» **EXERCISE AIM**
Without the pictures, print each of the records below exactly as it appears.

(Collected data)
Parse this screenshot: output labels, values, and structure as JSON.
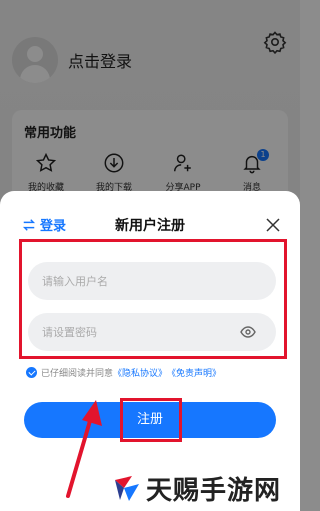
{
  "profile": {
    "login_prompt": "点击登录"
  },
  "functions": {
    "title": "常用功能",
    "items": [
      {
        "label": "我的收藏",
        "icon": "star-icon"
      },
      {
        "label": "我的下载",
        "icon": "download-icon"
      },
      {
        "label": "分享APP",
        "icon": "add-user-icon"
      },
      {
        "label": "消息",
        "icon": "bell-icon",
        "badge": "1"
      }
    ]
  },
  "sheet": {
    "switch_login": "登录",
    "title": "新用户注册",
    "username_placeholder": "请输入用户名",
    "password_placeholder": "请设置密码",
    "agreement": {
      "prefix": "已仔细阅读并同意",
      "privacy": "《隐私协议》",
      "disclaimer": "《免责声明》"
    },
    "register_label": "注册"
  },
  "watermark": {
    "text": "天赐手游网"
  },
  "colors": {
    "accent": "#1677ff",
    "highlight": "#e2142d"
  }
}
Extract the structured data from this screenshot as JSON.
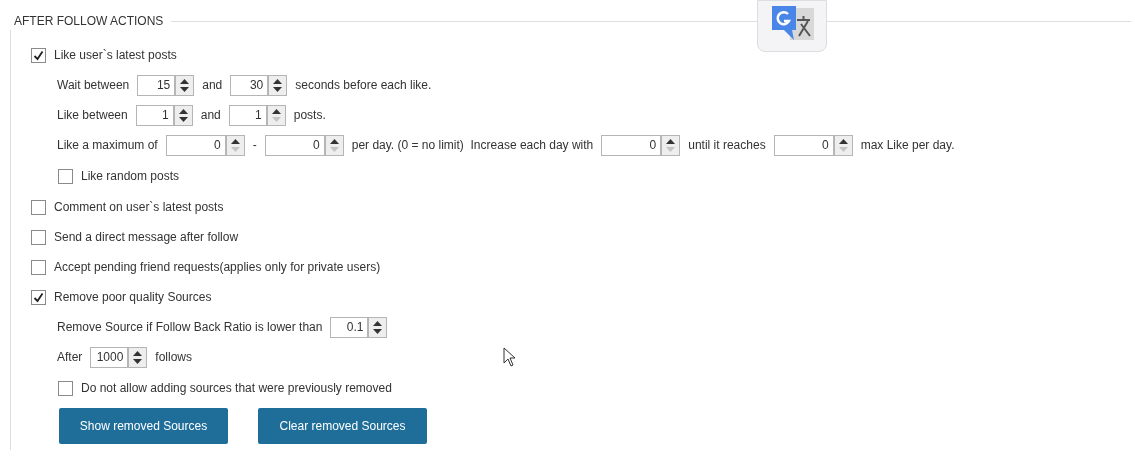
{
  "section": {
    "title": "AFTER FOLLOW ACTIONS"
  },
  "options": [
    {
      "label": "Like user`s latest posts",
      "checked": true,
      "settings": [
        {
          "kind": "line",
          "parts": [
            {
              "kind": "text",
              "text": "Wait between"
            },
            {
              "kind": "spinner",
              "value": "15",
              "down_disabled": false
            },
            {
              "kind": "text",
              "text": "and"
            },
            {
              "kind": "spinner",
              "value": "30",
              "down_disabled": false
            },
            {
              "kind": "text",
              "text": "seconds before each like."
            }
          ]
        },
        {
          "kind": "line",
          "parts": [
            {
              "kind": "text",
              "text": "Like between"
            },
            {
              "kind": "spinner",
              "value": "1",
              "down_disabled": false
            },
            {
              "kind": "text",
              "text": "and"
            },
            {
              "kind": "spinner",
              "value": "1",
              "down_disabled": true
            },
            {
              "kind": "text",
              "text": "posts."
            }
          ]
        },
        {
          "kind": "line",
          "parts": [
            {
              "kind": "text",
              "text": "Like a maximum of"
            },
            {
              "kind": "wide_spinner",
              "value": "0",
              "down_disabled": true
            },
            {
              "kind": "text",
              "text": "-"
            },
            {
              "kind": "wide_spinner",
              "value": "0",
              "down_disabled": true
            },
            {
              "kind": "text",
              "text": "per day. (0 = no limit)  Increase each day with"
            },
            {
              "kind": "wide_spinner",
              "value": "0",
              "down_disabled": true
            },
            {
              "kind": "text",
              "text": "until it reaches"
            },
            {
              "kind": "wide_spinner",
              "value": "0",
              "down_disabled": true
            },
            {
              "kind": "text",
              "text": "max Like per day."
            }
          ]
        },
        {
          "kind": "checkbox",
          "label": "Like random posts",
          "checked": false
        }
      ]
    },
    {
      "label": "Comment on user`s latest posts",
      "checked": false
    },
    {
      "label": "Send a direct message after follow",
      "checked": false
    },
    {
      "label": "Accept pending friend requests(applies only for private users)",
      "checked": false
    },
    {
      "label": "Remove poor quality Sources",
      "checked": true,
      "settings": [
        {
          "kind": "line",
          "parts": [
            {
              "kind": "text",
              "text": "Remove Source if Follow Back Ratio is lower than"
            },
            {
              "kind": "spinner",
              "value": "0.1",
              "down_disabled": false
            }
          ]
        },
        {
          "kind": "line",
          "parts": [
            {
              "kind": "text",
              "text": "After"
            },
            {
              "kind": "spinner",
              "value": "1000",
              "down_disabled": false
            },
            {
              "kind": "text",
              "text": "follows"
            }
          ]
        },
        {
          "kind": "checkbox",
          "label": "Do not allow adding sources that were previously removed",
          "checked": false
        }
      ]
    }
  ],
  "buttons": [
    {
      "label": "Show removed Sources"
    },
    {
      "label": "Clear removed Sources"
    }
  ]
}
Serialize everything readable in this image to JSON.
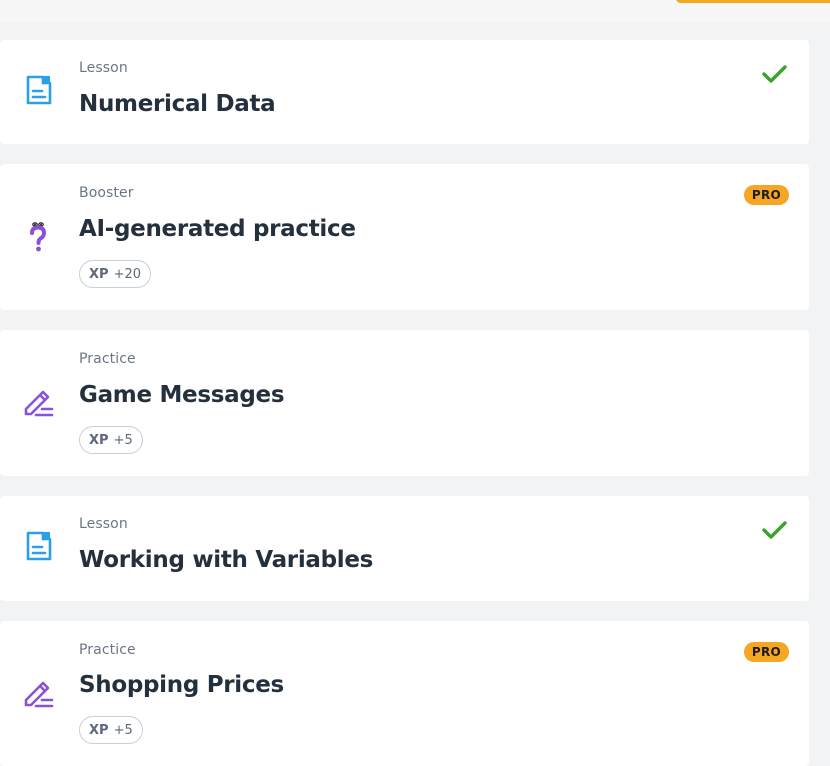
{
  "items": [
    {
      "type_label": "Lesson",
      "title": "Numerical Data",
      "icon": "lesson-document-icon",
      "status": "completed",
      "status_icon": "checkmark-icon"
    },
    {
      "type_label": "Booster",
      "title": "AI-generated practice",
      "icon": "ai-question-icon",
      "badge": "PRO",
      "xp_label": "XP",
      "xp_value": "+20"
    },
    {
      "type_label": "Practice",
      "title": "Game Messages",
      "icon": "practice-pencil-icon",
      "xp_label": "XP",
      "xp_value": "+5"
    },
    {
      "type_label": "Lesson",
      "title": "Working with Variables",
      "icon": "lesson-document-icon",
      "status": "completed",
      "status_icon": "checkmark-icon"
    },
    {
      "type_label": "Practice",
      "title": "Shopping Prices",
      "icon": "practice-pencil-icon",
      "badge": "PRO",
      "xp_label": "XP",
      "xp_value": "+5"
    }
  ],
  "colors": {
    "lesson_icon": "#2aa1e6",
    "practice_icon": "#8a52d8",
    "check": "#3aa32e",
    "pro_badge": "#f5a623",
    "title_text": "#24303d",
    "meta_text": "#6b7684",
    "background": "#f2f3f5",
    "card": "#ffffff"
  }
}
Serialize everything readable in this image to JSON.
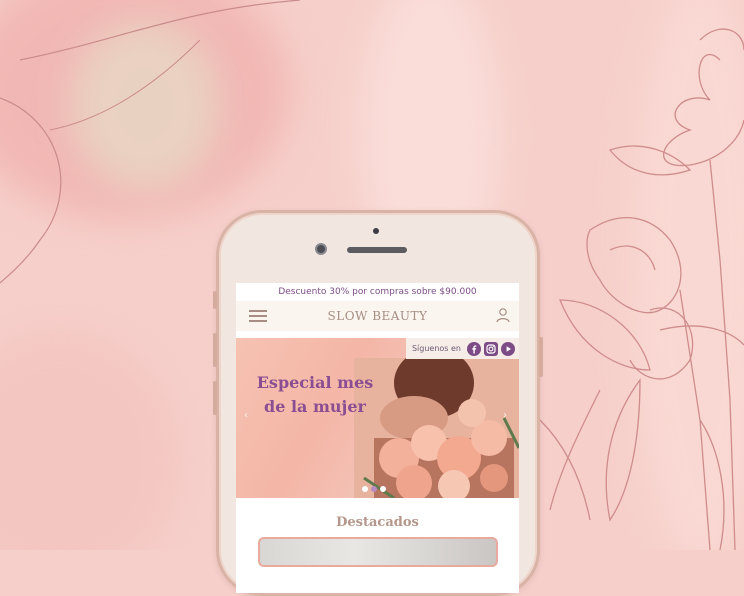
{
  "promo": {
    "text": "Descuento 30% por compras sobre $90.000"
  },
  "header": {
    "brand": "SLOW BEAUTY"
  },
  "hero": {
    "social_label": "Síguenos en",
    "title": "Especial mes de la mujer",
    "slides_total": 3,
    "slide_active": 2
  },
  "featured": {
    "title": "Destacados"
  },
  "icons": [
    "menu-icon",
    "user-icon",
    "facebook-icon",
    "instagram-icon",
    "youtube-icon",
    "chevron-left-icon",
    "chevron-right-icon"
  ],
  "colors": {
    "accent": "#7d4c86",
    "hero_title": "#8b4e92",
    "brand": "#a58d83",
    "background": "#f6cfca"
  }
}
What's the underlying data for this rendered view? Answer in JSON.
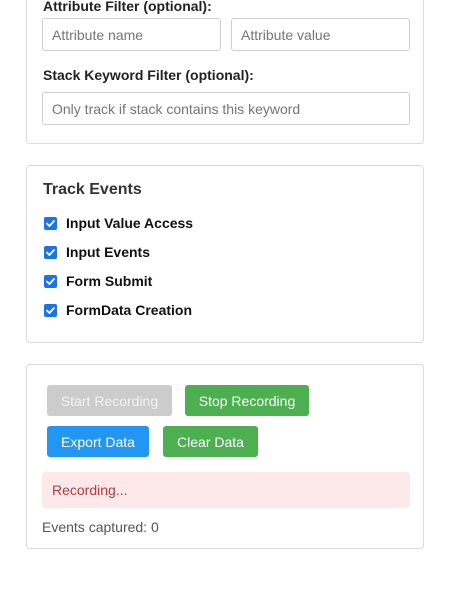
{
  "filters": {
    "attribute_label": "Attribute Filter (optional):",
    "attribute_name_placeholder": "Attribute name",
    "attribute_value_placeholder": "Attribute value",
    "stack_label": "Stack Keyword Filter (optional):",
    "stack_placeholder": "Only track if stack contains this keyword"
  },
  "events": {
    "title": "Track Events",
    "items": [
      {
        "label": "Input Value Access",
        "checked": true
      },
      {
        "label": "Input Events",
        "checked": true
      },
      {
        "label": "Form Submit",
        "checked": true
      },
      {
        "label": "FormData Creation",
        "checked": true
      }
    ]
  },
  "controls": {
    "start_label": "Start Recording",
    "stop_label": "Stop Recording",
    "export_label": "Export Data",
    "clear_label": "Clear Data",
    "status": "Recording...",
    "events_count": "Events captured: 0"
  },
  "colors": {
    "accent_green": "#4caf50",
    "accent_blue": "#2196f3",
    "disabled_gray": "#cccccc",
    "status_bg": "#fde8ea",
    "status_text": "#b23b3b",
    "checkbox_blue": "#1a73e8"
  }
}
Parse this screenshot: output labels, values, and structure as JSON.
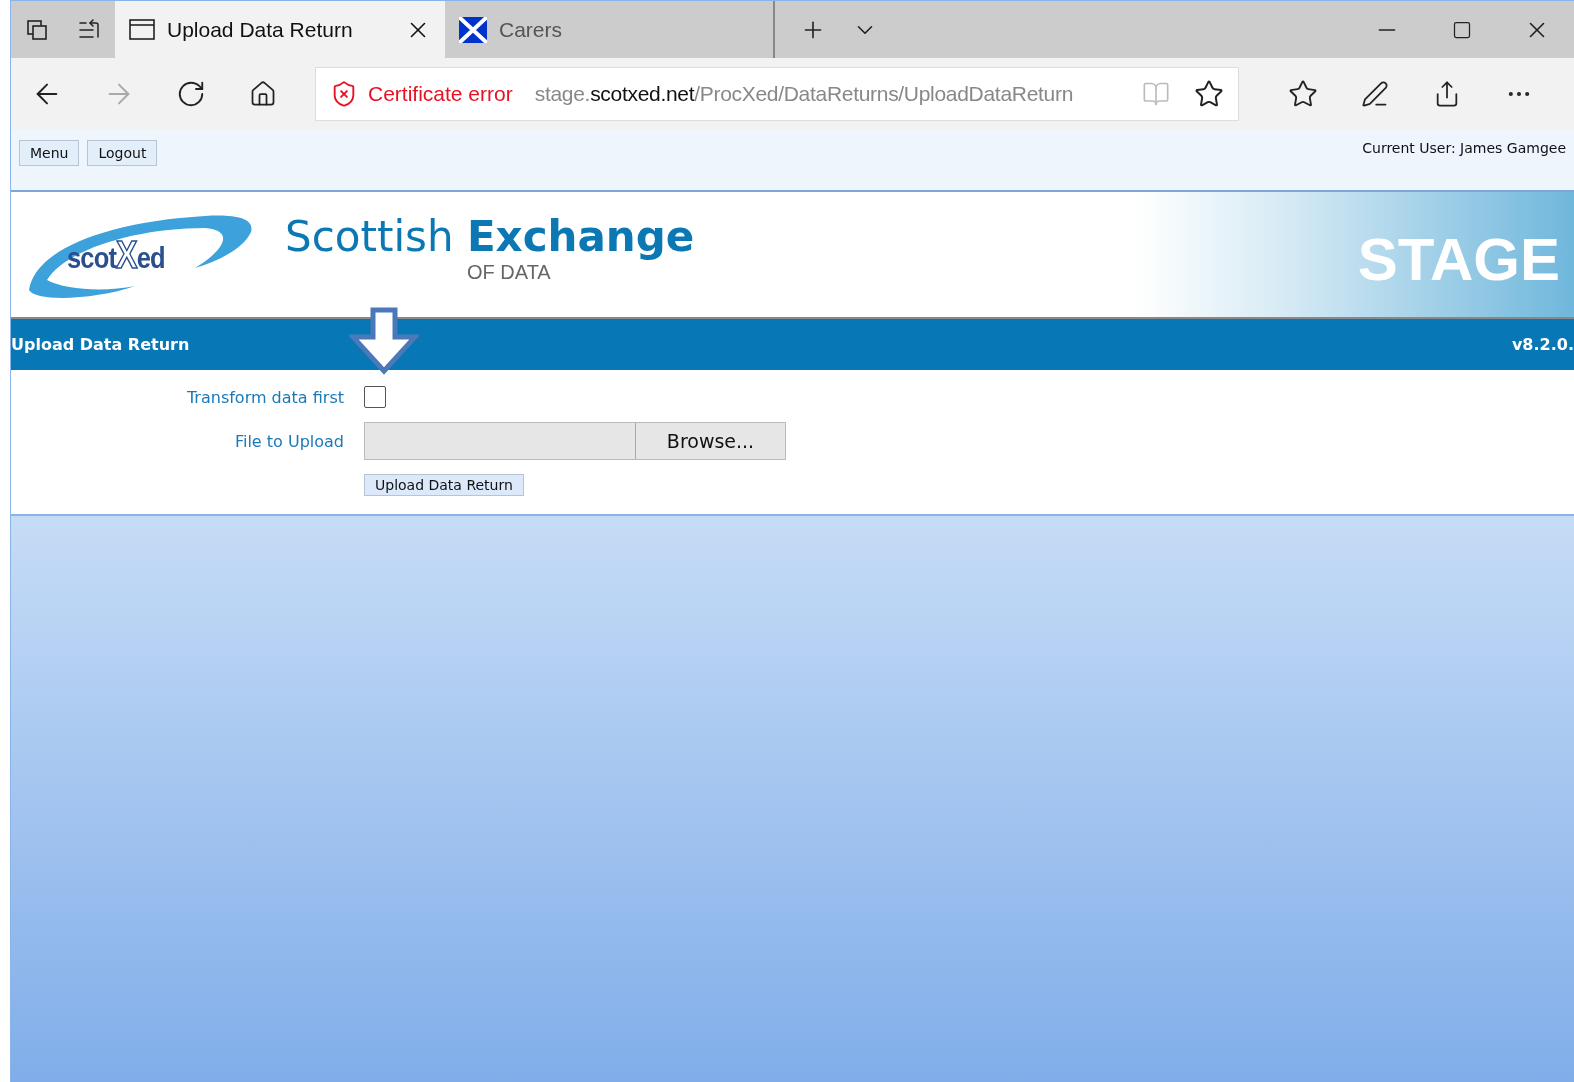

» **RESPONSE TO THE TASK**
Parse this screenshot: output labels, values, and structure as JSON.
{
  "profile": {
    "login_prompt": "点击登录"
  },
  "functions": {
    "title": "常用功能",
    "items": [
      {
        "label": "我的收藏",
        "icon": "star-icon"
      },
      {
        "label": "我的下载",
        "icon": "download-icon"
      },
      {
        "label": "分享APP",
        "icon": "add-user-icon"
      },
      {
        "label": "消息",
        "icon": "bell-icon",
        "badge": "1"
      }
    ]
  },
  "sheet": {
    "switch_login": "登录",
    "title": "新用户注册",
    "username_placeholder": "请输入用户名",
    "password_placeholder": "请设置密码",
    "agreement": {
      "prefix": "已仔细阅读并同意",
      "privacy": "《隐私协议》",
      "disclaimer": "《免责声明》"
    },
    "register_label": "注册"
  },
  "watermark": {
    "text": "天赐手游网"
  },
  "colors": {
    "accent": "#1677ff",
    "highlight": "#e2142d"
  }
}
Extract the structured data from this screenshot as JSON.
{
  "section": {
    "title": "AFTER FOLLOW ACTIONS"
  },
  "options": [
    {
      "label": "Like user`s latest posts",
      "checked": true,
      "settings": [
        {
          "kind": "line",
          "parts": [
            {
              "kind": "text",
              "text": "Wait between"
            },
            {
              "kind": "spinner",
              "value": "15",
              "down_disabled": false
            },
            {
              "kind": "text",
              "text": "and"
            },
            {
              "kind": "spinner",
              "value": "30",
              "down_disabled": false
            },
            {
              "kind": "text",
              "text": "seconds before each like."
            }
          ]
        },
        {
          "kind": "line",
          "parts": [
            {
              "kind": "text",
              "text": "Like between"
            },
            {
              "kind": "spinner",
              "value": "1",
              "down_disabled": false
            },
            {
              "kind": "text",
              "text": "and"
            },
            {
              "kind": "spinner",
              "value": "1",
              "down_disabled": true
            },
            {
              "kind": "text",
              "text": "posts."
            }
          ]
        },
        {
          "kind": "line",
          "parts": [
            {
              "kind": "text",
              "text": "Like a maximum of"
            },
            {
              "kind": "wide_spinner",
              "value": "0",
              "down_disabled": true
            },
            {
              "kind": "text",
              "text": "-"
            },
            {
              "kind": "wide_spinner",
              "value": "0",
              "down_disabled": true
            },
            {
              "kind": "text",
              "text": "per day. (0 = no limit)  Increase each day with"
            },
            {
              "kind": "wide_spinner",
              "value": "0",
              "down_disabled": true
            },
            {
              "kind": "text",
              "text": "until it reaches"
            },
            {
              "kind": "wide_spinner",
              "value": "0",
              "down_disabled": true
            },
            {
              "kind": "text",
              "text": "max Like per day."
            }
          ]
        },
        {
          "kind": "checkbox",
          "label": "Like random posts",
          "checked": false
        }
      ]
    },
    {
      "label": "Comment on user`s latest posts",
      "checked": false
    },
    {
      "label": "Send a direct message after follow",
      "checked": false
    },
    {
      "label": "Accept pending friend requests(applies only for private users)",
      "checked": false
    },
    {
      "label": "Remove poor quality Sources",
      "checked": true,
      "settings": [
        {
          "kind": "line",
          "parts": [
            {
              "kind": "text",
              "text": "Remove Source if Follow Back Ratio is lower than"
            },
            {
              "kind": "spinner",
              "value": "0.1",
              "down_disabled": false
            }
          ]
        },
        {
          "kind": "line",
          "parts": [
            {
              "kind": "text",
              "text": "After"
            },
            {
              "kind": "spinner",
              "value": "1000",
              "down_disabled": false
            },
            {
              "kind": "text",
              "text": "follows"
            }
          ]
        },
        {
          "kind": "checkbox",
          "label": "Do not allow adding sources that were previously removed",
          "checked": false
        }
      ]
    }
  ],
  "buttons": [
    {
      "label": "Show removed Sources"
    },
    {
      "label": "Clear removed Sources"
    }
  ]
}
Serialize everything readable in this image to JSON.
{
  "items": [
    {
      "type_label": "Lesson",
      "title": "Numerical Data",
      "icon": "lesson-document-icon",
      "status": "completed",
      "status_icon": "checkmark-icon"
    },
    {
      "type_label": "Booster",
      "title": "AI-generated practice",
      "icon": "ai-question-icon",
      "badge": "PRO",
      "xp_label": "XP",
      "xp_value": "+20"
    },
    {
      "type_label": "Practice",
      "title": "Game Messages",
      "icon": "practice-pencil-icon",
      "xp_label": "XP",
      "xp_value": "+5"
    },
    {
      "type_label": "Lesson",
      "title": "Working with Variables",
      "icon": "lesson-document-icon",
      "status": "completed",
      "status_icon": "checkmark-icon"
    },
    {
      "type_label": "Practice",
      "title": "Shopping Prices",
      "icon": "practice-pencil-icon",
      "badge": "PRO",
      "xp_label": "XP",
      "xp_value": "+5"
    }
  ],
  "colors": {
    "lesson_icon": "#2aa1e6",
    "practice_icon": "#8a52d8",
    "check": "#3aa32e",
    "pro_badge": "#f5a623",
    "title_text": "#24303d",
    "meta_text": "#6b7684",
    "background": "#f2f3f5",
    "card": "#ffffff"
  }
}
Serialize everything readable in this image to JSON.
{
  "promo": {
    "text": "Descuento 30% por compras sobre $90.000"
  },
  "header": {
    "brand": "SLOW BEAUTY"
  },
  "hero": {
    "social_label": "Síguenos en",
    "title": "Especial mes de la mujer",
    "slides_total": 3,
    "slide_active": 2
  },
  "featured": {
    "title": "Destacados"
  },
  "icons": [
    "menu-icon",
    "user-icon",
    "facebook-icon",
    "instagram-icon",
    "youtube-icon",
    "chevron-left-icon",
    "chevron-right-icon"
  ],
  "colors": {
    "accent": "#7d4c86",
    "hero_title": "#8b4e92",
    "brand": "#a58d83",
    "background": "#f6cfca"
  }
}
What's the underlying data for this rendered view? Answer in JSON.
{
  "filters": {
    "attribute_label": "Attribute Filter (optional):",
    "attribute_name_placeholder": "Attribute name",
    "attribute_value_placeholder": "Attribute value",
    "stack_label": "Stack Keyword Filter (optional):",
    "stack_placeholder": "Only track if stack contains this keyword"
  },
  "events": {
    "title": "Track Events",
    "items": [
      {
        "label": "Input Value Access",
        "checked": true
      },
      {
        "label": "Input Events",
        "checked": true
      },
      {
        "label": "Form Submit",
        "checked": true
      },
      {
        "label": "FormData Creation",
        "checked": true
      }
    ]
  },
  "controls": {
    "start_label": "Start Recording",
    "stop_label": "Stop Recording",
    "export_label": "Export Data",
    "clear_label": "Clear Data",
    "status": "Recording...",
    "events_count": "Events captured: 0"
  },
  "colors": {
    "accent_green": "#4caf50",
    "accent_blue": "#2196f3",
    "disabled_gray": "#cccccc",
    "status_bg": "#fde8ea",
    "status_text": "#b23b3b",
    "checkbox_blue": "#1a73e8"
  }
}
Parse this screenshot: output labels, values, and structure as JSON.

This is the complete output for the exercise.